• AIM OF THE TASK: Report every line in the listing below where the string "alfalfa" shows up.
>> START PROVIDED DATA
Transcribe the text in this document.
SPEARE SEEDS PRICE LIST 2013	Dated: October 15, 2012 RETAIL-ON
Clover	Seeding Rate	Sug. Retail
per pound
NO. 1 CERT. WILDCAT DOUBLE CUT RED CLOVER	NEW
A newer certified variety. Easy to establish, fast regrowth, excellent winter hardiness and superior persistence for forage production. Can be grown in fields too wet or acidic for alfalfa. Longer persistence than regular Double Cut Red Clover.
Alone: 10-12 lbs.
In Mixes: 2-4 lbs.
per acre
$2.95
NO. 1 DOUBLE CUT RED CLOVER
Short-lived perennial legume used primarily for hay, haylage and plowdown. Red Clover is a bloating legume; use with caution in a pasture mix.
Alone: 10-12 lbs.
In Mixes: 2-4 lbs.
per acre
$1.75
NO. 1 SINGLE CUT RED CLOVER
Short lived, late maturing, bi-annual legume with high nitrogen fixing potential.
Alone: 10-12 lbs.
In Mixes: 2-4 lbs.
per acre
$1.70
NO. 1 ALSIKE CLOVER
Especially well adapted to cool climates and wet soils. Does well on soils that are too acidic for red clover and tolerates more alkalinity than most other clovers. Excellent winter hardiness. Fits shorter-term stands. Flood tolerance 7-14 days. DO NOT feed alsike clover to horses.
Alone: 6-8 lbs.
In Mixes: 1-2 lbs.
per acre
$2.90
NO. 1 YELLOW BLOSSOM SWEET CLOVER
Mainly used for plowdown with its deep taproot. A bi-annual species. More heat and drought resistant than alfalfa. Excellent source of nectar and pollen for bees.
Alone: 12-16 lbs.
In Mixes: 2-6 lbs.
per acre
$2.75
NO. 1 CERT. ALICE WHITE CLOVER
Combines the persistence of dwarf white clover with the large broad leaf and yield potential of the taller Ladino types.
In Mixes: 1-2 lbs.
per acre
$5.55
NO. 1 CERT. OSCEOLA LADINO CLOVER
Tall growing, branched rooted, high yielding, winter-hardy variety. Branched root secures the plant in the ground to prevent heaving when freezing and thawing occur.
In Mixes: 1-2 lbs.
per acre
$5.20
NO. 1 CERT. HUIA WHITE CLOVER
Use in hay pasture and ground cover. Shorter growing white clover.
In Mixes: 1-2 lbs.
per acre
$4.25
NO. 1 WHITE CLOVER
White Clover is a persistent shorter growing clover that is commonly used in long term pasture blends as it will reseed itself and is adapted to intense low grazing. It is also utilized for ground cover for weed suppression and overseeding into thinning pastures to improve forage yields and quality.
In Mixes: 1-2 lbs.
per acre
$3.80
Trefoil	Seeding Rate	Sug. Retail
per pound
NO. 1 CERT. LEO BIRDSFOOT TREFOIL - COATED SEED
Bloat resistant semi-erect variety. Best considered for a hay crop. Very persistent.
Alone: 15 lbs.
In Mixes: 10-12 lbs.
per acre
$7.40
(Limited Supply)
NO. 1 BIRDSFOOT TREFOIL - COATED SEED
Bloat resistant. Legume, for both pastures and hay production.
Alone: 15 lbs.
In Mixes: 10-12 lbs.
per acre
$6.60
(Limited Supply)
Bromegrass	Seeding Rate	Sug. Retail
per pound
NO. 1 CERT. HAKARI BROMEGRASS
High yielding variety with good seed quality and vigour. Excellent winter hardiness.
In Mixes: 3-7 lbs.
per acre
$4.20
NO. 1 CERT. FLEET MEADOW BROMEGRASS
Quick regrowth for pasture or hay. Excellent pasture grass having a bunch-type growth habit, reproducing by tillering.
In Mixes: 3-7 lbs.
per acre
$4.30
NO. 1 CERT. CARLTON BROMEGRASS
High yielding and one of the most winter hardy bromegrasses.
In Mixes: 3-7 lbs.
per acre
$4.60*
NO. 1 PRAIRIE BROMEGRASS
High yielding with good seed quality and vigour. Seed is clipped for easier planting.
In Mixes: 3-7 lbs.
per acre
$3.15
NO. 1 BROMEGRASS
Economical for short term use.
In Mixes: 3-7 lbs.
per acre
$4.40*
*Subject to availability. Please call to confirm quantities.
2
>> END PROVIDED DATA
• TASK RESULT:
A newer certified variety. Easy to establish, fast regrowth, excellent winter hardiness and superior persistence for forage production. Can be grown in fields too wet or acidic for alfalfa. Longer persistence than regular Double Cut Red Clover.
Mainly used for plowdown with its deep taproot. A bi-annual species. More heat and drought resistant than alfalfa. Excellent source of nectar and pollen for bees.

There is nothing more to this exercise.